*Task directions*: Where the string "type" occurs in the material below, report the whole line.

------ Raw records ------

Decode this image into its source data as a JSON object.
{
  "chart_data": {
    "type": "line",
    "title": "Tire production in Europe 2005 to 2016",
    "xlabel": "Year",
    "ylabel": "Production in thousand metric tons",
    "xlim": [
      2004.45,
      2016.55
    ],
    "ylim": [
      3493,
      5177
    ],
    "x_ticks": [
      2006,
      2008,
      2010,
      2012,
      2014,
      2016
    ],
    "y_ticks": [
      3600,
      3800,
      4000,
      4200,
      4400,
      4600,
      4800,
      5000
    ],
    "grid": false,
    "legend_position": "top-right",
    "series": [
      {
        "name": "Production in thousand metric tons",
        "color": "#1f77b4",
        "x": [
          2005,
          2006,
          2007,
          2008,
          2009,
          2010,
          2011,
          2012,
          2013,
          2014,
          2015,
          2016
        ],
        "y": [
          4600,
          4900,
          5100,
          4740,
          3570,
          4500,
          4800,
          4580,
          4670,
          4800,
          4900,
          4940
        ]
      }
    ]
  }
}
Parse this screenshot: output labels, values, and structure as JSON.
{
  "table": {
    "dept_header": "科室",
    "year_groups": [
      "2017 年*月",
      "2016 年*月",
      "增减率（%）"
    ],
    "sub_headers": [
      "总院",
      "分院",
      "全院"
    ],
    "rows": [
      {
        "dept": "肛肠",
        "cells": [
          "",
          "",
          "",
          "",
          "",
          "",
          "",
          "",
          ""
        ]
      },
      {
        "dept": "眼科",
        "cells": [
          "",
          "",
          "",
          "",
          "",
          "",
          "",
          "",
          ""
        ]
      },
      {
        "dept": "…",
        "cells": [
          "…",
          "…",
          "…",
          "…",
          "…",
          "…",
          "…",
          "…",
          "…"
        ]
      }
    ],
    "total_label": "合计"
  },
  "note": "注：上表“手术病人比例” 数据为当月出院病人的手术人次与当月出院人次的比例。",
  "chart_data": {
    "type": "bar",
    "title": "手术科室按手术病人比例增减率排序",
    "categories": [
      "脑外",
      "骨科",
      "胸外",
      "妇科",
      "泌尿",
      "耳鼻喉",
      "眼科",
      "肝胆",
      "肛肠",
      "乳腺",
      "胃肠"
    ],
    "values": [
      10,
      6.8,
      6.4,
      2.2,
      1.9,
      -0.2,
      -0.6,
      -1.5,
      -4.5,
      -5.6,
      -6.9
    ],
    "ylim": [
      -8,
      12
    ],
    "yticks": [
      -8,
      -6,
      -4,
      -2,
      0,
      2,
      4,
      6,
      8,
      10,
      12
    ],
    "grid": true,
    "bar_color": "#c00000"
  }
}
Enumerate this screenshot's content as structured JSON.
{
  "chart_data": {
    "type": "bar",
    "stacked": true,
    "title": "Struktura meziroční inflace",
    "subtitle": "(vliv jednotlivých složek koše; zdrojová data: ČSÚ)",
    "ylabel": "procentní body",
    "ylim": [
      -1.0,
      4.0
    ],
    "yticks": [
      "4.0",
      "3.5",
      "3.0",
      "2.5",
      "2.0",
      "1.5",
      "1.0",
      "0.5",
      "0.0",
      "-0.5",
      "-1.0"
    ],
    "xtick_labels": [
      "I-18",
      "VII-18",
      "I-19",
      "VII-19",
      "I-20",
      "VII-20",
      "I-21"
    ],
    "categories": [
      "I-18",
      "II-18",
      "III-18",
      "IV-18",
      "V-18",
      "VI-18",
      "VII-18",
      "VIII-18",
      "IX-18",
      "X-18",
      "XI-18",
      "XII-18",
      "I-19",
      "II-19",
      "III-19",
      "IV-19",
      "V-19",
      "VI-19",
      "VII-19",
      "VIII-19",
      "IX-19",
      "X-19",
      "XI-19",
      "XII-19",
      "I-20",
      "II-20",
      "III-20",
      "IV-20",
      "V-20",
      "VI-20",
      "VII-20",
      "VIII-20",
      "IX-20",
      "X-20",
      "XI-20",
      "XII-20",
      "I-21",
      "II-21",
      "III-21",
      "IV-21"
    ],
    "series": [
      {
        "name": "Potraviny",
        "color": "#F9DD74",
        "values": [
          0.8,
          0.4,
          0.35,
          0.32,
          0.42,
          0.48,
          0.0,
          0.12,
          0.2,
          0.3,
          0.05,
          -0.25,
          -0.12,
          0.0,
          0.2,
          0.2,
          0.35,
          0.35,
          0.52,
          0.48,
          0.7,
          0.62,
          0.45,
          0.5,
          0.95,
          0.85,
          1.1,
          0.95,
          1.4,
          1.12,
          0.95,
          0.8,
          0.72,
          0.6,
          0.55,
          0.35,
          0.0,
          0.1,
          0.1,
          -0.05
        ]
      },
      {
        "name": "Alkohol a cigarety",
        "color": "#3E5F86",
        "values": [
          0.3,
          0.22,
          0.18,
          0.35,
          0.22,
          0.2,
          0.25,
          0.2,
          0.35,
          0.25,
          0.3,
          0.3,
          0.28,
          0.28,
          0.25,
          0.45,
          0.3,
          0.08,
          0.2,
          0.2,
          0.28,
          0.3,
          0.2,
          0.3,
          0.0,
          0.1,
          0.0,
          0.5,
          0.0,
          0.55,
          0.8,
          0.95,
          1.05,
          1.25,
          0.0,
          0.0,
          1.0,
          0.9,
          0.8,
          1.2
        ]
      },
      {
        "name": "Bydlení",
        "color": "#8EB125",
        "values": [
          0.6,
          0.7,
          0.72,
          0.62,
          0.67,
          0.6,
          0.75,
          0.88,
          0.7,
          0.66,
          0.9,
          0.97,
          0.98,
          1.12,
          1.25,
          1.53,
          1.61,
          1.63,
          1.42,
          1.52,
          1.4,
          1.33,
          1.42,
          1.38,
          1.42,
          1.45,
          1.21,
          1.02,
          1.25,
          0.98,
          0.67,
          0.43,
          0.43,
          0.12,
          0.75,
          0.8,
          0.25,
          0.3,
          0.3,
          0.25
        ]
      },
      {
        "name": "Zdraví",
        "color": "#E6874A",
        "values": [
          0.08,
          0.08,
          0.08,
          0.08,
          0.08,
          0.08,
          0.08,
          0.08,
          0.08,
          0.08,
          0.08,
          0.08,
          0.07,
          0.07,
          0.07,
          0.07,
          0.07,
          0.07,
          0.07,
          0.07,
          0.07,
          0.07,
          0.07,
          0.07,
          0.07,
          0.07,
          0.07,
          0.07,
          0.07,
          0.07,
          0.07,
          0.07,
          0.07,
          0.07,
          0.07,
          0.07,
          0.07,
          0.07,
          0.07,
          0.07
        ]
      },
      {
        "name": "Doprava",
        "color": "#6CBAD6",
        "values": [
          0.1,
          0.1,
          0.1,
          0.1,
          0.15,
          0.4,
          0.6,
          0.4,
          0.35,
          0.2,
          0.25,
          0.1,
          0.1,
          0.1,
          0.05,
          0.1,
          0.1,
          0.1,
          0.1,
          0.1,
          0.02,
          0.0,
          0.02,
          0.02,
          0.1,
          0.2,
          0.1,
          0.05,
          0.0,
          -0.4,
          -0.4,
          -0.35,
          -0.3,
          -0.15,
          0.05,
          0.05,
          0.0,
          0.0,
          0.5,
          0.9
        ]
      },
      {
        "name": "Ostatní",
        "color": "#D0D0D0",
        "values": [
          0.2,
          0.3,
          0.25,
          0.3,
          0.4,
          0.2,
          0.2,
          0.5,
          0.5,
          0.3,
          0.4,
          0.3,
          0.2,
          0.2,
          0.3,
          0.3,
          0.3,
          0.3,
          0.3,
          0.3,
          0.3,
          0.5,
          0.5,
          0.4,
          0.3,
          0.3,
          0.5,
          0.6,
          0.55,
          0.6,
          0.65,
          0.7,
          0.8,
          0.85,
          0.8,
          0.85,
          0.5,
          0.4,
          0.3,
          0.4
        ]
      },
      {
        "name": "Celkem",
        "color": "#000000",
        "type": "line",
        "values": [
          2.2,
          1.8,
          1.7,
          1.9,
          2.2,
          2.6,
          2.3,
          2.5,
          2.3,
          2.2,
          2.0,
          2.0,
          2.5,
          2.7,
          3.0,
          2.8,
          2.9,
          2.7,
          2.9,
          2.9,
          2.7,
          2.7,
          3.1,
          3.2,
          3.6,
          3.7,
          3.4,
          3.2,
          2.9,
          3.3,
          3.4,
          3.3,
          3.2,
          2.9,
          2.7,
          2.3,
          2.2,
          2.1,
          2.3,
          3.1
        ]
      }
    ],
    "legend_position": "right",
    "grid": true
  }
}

------

*Reply to the task*:
    "type": "line",
    "type": "bar",
    "type": "bar",
        "type": "line",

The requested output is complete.